Document text:
Lawrence "L. C." Cole (born January 3, 1956) is an American football coach and former player.  He was the 18th head football coach at Tennessee State University in Nashville, Tennessee and he held that position for four seasons, from 1996 until 1999. His career coaching record at Tennessee State was 28–18.

After a successful, but controversial, stint as head coach at Alabama State University, Cole revived the storied football program at Montgomery, Alabama's Sidney Lanier High School; during Cole's two years at Lanier, the Poets won the City Championship each year, and they never lost to a city opponent. Lanier reached the state playoffs each year, making it to the quarterfinals in 2006. On December 3, 2008, Cole was announced as Stillman College's third head coach since the reinstatement of the program in 1999 in replacing Greg Thompson. Following the 2010 season, Cole was fired as head coach, and replaced with Stillman alumnus Teddy Keaton.

Provided material:
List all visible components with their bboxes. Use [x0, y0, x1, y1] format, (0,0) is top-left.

What to produce:
Using the passage on L. C. Cole, answer these questions:
(a) For how many seasons was Cole head football coach at Tennessee State University?
(b) In which year did Sidney Lanier High School reach the state quarterfinals?
(c) Who replaced Cole as head coach at Stillman College?
The data shown above are not required for this exercise.

Worked solution:
(a) Four seasons, from 1996 until 1999.
(b) 2006.
(c) Teddy Keaton, a Stillman alumnus.